• **To be done**
Copy each line below that includes "text".

╭─ Data entries

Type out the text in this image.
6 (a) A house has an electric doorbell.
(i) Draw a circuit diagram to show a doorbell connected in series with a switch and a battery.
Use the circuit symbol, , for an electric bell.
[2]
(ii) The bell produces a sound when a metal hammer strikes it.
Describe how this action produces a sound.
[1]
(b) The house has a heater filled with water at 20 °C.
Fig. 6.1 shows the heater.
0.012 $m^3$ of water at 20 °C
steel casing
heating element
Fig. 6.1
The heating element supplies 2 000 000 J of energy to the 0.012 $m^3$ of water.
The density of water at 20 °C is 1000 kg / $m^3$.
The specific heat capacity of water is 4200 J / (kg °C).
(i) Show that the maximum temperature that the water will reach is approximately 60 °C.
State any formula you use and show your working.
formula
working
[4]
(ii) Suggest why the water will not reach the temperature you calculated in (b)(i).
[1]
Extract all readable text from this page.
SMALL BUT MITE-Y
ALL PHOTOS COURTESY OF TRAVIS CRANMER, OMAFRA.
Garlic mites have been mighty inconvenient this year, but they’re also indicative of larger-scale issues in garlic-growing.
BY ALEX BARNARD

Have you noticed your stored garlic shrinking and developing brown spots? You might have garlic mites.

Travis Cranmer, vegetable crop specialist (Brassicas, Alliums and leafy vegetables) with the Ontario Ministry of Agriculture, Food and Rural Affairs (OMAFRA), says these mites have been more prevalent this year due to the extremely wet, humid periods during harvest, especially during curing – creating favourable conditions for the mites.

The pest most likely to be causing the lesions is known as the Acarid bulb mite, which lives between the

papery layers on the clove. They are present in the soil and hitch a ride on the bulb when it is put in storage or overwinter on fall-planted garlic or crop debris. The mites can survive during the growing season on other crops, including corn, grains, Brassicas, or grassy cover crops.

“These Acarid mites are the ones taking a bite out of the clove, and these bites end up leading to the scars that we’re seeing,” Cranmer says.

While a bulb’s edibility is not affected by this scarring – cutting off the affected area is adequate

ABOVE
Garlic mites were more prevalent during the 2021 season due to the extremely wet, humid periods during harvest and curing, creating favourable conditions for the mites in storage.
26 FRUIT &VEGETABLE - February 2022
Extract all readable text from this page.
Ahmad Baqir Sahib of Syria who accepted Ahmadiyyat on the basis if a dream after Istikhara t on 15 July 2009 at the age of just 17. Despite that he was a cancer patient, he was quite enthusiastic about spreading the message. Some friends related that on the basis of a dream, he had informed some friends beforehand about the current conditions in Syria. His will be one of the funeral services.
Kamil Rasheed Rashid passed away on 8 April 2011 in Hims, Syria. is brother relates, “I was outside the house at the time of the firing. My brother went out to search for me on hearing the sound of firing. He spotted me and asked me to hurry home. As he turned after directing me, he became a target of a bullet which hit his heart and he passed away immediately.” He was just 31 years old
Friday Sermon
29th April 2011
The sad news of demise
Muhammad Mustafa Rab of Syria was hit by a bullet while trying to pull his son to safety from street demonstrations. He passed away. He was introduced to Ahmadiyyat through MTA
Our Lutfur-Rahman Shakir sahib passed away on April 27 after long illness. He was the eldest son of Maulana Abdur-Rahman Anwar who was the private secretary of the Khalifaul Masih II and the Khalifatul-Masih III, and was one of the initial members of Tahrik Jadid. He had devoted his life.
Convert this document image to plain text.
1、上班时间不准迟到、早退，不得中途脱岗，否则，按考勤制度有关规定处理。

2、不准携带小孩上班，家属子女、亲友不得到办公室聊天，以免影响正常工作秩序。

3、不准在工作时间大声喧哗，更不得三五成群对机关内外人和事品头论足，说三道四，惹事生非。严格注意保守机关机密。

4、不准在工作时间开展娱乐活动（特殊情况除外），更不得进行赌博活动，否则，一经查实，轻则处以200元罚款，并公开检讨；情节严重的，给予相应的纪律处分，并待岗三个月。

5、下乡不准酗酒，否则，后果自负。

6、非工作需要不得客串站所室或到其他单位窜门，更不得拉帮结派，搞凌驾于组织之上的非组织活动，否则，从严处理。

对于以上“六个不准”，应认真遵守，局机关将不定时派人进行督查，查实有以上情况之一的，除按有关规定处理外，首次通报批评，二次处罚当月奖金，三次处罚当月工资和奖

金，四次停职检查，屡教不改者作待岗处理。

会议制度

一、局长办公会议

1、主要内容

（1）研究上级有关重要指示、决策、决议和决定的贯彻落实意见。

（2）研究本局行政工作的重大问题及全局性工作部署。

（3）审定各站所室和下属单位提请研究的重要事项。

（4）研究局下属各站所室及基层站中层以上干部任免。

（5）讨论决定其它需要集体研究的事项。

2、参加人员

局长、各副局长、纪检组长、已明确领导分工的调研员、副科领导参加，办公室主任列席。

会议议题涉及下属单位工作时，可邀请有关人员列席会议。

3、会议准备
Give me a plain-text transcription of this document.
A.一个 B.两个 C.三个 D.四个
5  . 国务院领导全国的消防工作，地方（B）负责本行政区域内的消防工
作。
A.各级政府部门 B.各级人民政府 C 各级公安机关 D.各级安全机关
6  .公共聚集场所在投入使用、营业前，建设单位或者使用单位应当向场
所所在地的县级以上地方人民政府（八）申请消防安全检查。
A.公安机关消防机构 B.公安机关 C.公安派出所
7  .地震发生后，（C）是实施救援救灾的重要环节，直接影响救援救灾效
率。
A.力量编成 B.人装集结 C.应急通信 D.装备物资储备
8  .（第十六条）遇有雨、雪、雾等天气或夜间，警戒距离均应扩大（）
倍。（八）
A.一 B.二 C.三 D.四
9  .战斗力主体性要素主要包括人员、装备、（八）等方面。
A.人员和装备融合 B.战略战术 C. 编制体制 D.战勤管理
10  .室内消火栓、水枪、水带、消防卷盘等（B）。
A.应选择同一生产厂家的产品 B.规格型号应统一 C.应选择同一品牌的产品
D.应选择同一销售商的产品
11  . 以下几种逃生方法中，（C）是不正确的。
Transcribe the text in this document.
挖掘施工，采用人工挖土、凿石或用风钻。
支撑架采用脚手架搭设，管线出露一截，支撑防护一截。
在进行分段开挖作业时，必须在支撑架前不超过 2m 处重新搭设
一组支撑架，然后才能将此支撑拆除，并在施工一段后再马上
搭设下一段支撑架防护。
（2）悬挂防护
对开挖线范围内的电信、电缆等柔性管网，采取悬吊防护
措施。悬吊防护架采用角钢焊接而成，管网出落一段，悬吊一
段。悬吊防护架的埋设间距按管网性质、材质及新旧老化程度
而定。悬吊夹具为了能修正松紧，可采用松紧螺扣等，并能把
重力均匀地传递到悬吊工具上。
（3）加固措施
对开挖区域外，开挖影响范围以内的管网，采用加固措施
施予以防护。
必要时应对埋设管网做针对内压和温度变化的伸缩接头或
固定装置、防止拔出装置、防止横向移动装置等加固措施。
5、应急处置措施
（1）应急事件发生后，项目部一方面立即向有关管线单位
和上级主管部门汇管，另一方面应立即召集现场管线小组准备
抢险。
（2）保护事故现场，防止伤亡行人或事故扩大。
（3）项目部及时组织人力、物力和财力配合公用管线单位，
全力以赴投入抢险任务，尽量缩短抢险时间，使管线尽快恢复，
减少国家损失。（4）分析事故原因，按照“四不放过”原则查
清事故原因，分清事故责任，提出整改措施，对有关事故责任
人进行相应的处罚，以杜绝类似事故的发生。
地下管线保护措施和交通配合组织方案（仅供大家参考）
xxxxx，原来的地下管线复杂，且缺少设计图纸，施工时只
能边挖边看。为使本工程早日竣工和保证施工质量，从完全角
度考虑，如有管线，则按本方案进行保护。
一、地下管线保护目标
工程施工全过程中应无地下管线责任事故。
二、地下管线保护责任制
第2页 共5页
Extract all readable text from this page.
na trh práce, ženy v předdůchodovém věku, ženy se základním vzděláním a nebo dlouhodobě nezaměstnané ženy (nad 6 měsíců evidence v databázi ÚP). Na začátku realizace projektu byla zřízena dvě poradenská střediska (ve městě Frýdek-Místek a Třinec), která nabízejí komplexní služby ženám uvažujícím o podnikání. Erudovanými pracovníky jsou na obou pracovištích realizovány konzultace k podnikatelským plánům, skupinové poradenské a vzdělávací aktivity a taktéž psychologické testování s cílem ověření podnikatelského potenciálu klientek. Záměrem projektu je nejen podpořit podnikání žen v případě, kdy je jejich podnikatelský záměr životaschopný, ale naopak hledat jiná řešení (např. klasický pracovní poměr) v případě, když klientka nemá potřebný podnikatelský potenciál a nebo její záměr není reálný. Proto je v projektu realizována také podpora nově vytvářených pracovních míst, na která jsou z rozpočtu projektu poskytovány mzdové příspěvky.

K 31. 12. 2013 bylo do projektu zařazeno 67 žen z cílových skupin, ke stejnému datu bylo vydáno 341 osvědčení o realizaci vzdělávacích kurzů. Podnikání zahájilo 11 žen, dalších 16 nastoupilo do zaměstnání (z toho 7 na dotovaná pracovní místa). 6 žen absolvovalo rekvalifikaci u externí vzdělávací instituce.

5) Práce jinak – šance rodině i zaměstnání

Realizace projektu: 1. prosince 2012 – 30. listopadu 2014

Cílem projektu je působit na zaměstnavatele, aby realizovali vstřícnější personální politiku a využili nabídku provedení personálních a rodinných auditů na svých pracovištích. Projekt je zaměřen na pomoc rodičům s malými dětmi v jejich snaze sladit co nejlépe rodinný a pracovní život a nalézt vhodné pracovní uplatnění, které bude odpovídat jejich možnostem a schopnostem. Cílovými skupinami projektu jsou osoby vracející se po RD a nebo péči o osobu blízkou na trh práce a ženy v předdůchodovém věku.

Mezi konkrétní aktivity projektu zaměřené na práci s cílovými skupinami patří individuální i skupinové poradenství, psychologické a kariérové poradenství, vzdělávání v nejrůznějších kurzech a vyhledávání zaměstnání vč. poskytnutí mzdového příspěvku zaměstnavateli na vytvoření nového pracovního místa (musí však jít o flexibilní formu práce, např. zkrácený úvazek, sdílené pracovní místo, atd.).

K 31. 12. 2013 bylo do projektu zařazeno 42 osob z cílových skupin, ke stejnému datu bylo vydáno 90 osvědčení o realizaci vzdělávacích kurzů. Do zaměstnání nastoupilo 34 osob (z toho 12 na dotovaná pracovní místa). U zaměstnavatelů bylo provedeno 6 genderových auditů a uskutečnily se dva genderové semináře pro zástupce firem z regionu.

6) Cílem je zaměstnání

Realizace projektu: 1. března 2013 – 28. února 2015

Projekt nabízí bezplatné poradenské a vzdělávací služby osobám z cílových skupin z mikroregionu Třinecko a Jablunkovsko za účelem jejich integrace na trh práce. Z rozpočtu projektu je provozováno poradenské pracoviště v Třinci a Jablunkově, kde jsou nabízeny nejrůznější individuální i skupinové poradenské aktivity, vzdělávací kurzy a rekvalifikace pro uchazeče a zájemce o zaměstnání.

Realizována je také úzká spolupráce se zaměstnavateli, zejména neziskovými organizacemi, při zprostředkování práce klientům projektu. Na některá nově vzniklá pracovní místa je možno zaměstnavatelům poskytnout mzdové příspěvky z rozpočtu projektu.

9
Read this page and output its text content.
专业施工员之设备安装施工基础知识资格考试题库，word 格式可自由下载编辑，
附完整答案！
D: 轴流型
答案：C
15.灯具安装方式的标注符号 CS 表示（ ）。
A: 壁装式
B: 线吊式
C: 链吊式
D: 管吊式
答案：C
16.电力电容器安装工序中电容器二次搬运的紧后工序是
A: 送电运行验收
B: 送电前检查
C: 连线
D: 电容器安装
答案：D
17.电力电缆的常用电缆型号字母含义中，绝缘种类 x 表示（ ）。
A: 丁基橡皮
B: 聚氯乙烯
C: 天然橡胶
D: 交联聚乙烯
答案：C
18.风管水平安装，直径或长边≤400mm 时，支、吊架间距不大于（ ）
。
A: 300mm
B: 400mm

╰─

• **Written reply**
Type out the text in this image.
Extract all readable text from this page.
Extract all readable text from this page.
Convert this document image to plain text.
Give me a plain-text transcription of this document.
Transcribe the text in this document.
Extract all readable text from this page.
Read this page and output its text content.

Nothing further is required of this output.